(begin)
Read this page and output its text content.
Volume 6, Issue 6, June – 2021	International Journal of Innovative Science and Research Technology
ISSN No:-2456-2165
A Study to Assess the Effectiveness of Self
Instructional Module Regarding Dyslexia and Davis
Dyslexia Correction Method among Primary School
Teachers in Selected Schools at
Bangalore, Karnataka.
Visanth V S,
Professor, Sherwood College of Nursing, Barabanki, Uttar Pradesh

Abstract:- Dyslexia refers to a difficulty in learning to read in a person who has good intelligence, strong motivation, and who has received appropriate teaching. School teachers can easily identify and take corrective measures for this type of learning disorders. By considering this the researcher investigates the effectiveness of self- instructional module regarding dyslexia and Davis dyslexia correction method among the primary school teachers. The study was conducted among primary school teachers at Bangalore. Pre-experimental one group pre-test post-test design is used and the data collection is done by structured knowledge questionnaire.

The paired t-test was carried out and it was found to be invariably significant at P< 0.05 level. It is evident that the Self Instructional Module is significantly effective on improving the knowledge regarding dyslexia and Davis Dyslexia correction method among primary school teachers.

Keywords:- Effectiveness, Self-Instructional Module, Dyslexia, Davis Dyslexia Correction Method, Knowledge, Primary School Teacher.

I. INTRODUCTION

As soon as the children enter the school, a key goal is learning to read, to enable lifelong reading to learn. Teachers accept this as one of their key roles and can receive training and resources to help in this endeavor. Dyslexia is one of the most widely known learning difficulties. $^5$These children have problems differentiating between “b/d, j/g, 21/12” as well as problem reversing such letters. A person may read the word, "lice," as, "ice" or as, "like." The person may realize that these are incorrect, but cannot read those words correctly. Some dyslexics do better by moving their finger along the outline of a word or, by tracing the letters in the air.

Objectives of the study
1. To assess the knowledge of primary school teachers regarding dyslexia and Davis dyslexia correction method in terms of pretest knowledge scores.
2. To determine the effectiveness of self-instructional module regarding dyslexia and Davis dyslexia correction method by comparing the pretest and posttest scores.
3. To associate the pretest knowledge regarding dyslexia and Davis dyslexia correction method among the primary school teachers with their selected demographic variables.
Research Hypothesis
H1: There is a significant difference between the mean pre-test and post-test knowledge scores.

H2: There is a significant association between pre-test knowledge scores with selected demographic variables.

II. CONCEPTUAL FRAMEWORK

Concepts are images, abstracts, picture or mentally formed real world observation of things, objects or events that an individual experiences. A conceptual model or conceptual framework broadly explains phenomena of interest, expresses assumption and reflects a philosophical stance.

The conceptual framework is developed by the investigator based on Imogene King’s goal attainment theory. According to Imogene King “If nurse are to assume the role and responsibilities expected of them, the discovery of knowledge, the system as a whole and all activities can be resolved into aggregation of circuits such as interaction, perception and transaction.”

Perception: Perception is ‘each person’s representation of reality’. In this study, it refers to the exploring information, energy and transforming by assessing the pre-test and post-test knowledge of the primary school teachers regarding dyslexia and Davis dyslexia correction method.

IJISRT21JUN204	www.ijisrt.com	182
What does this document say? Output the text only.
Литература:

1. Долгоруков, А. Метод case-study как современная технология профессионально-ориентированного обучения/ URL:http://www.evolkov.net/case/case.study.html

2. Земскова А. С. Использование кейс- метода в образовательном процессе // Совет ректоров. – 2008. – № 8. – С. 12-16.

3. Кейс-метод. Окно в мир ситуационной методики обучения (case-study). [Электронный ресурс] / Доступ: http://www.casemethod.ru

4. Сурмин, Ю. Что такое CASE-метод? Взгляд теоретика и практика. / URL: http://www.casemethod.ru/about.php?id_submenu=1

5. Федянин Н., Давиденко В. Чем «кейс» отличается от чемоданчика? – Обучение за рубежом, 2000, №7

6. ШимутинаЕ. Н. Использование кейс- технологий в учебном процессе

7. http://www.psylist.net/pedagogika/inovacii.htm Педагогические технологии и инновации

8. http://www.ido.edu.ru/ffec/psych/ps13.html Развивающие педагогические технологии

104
(end)
Return the entries above exactly as they appear.

Read this page and output its text content.
Volume 6, Issue 6, June – 2021	International Journal of Innovative Science and Research Technology
ISSN No:-2456-2165
A Study to Assess the Effectiveness of Self
Instructional Module Regarding Dyslexia and Davis
Dyslexia Correction Method among Primary School
Teachers in Selected Schools at
Bangalore, Karnataka.
Visanth V S,
Professor, Sherwood College of Nursing, Barabanki, Uttar Pradesh

Abstract:- Dyslexia refers to a difficulty in learning to read in a person who has good intelligence, strong motivation, and who has received appropriate teaching. School teachers can easily identify and take corrective measures for this type of learning disorders. By considering this the researcher investigates the effectiveness of self- instructional module regarding dyslexia and Davis dyslexia correction method among the primary school teachers. The study was conducted among primary school teachers at Bangalore. Pre-experimental one group pre-test post-test design is used and the data collection is done by structured knowledge questionnaire.

The paired t-test was carried out and it was found to be invariably significant at P< 0.05 level. It is evident that the Self Instructional Module is significantly effective on improving the knowledge regarding dyslexia and Davis Dyslexia correction method among primary school teachers.

Keywords:- Effectiveness, Self-Instructional Module, Dyslexia, Davis Dyslexia Correction Method, Knowledge, Primary School Teacher.

I. INTRODUCTION

As soon as the children enter the school, a key goal is learning to read, to enable lifelong reading to learn. Teachers accept this as one of their key roles and can receive training and resources to help in this endeavor. Dyslexia is one of the most widely known learning difficulties. $^5$These children have problems differentiating between “b/d, j/g, 21/12” as well as problem reversing such letters. A person may read the word, "lice," as, "ice" or as, "like." The person may realize that these are incorrect, but cannot read those words correctly. Some dyslexics do better by moving their finger along the outline of a word or, by tracing the letters in the air.

Objectives of the study
1. To assess the knowledge of primary school teachers regarding dyslexia and Davis dyslexia correction method in terms of pretest knowledge scores.
2. To determine the effectiveness of self-instructional module regarding dyslexia and Davis dyslexia correction method by comparing the pretest and posttest scores.
3. To associate the pretest knowledge regarding dyslexia and Davis dyslexia correction method among the primary school teachers with their selected demographic variables.
Research Hypothesis
H1: There is a significant difference between the mean pre-test and post-test knowledge scores.

H2: There is a significant association between pre-test knowledge scores with selected demographic variables.

II. CONCEPTUAL FRAMEWORK

Concepts are images, abstracts, picture or mentally formed real world observation of things, objects or events that an individual experiences. A conceptual model or conceptual framework broadly explains phenomena of interest, expresses assumption and reflects a philosophical stance.

The conceptual framework is developed by the investigator based on Imogene King’s goal attainment theory. According to Imogene King “If nurse are to assume the role and responsibilities expected of them, the discovery of knowledge, the system as a whole and all activities can be resolved into aggregation of circuits such as interaction, perception and transaction.”

Perception: Perception is ‘each person’s representation of reality’. In this study, it refers to the exploring information, energy and transforming by assessing the pre-test and post-test knowledge of the primary school teachers regarding dyslexia and Davis dyslexia correction method.

IJISRT21JUN204	www.ijisrt.com	182
What does this document say? Output the text only.
Литература:

1. Долгоруков, А. Метод case-study как современная технология профессионально-ориентированного обучения/ URL:http://www.evolkov.net/case/case.study.html

2. Земскова А. С. Использование кейс- метода в образовательном процессе // Совет ректоров. – 2008. – № 8. – С. 12-16.

3. Кейс-метод. Окно в мир ситуационной методики обучения (case-study). [Электронный ресурс] / Доступ: http://www.casemethod.ru

4. Сурмин, Ю. Что такое CASE-метод? Взгляд теоретика и практика. / URL: http://www.casemethod.ru/about.php?id_submenu=1

5. Федянин Н., Давиденко В. Чем «кейс» отличается от чемоданчика? – Обучение за рубежом, 2000, №7

6. ШимутинаЕ. Н. Использование кейс- технологий в учебном процессе

7. http://www.psylist.net/pedagogika/inovacii.htm Педагогические технологии и инновации

8. http://www.ido.edu.ru/ffec/psych/ps13.html Развивающие педагогические технологии

104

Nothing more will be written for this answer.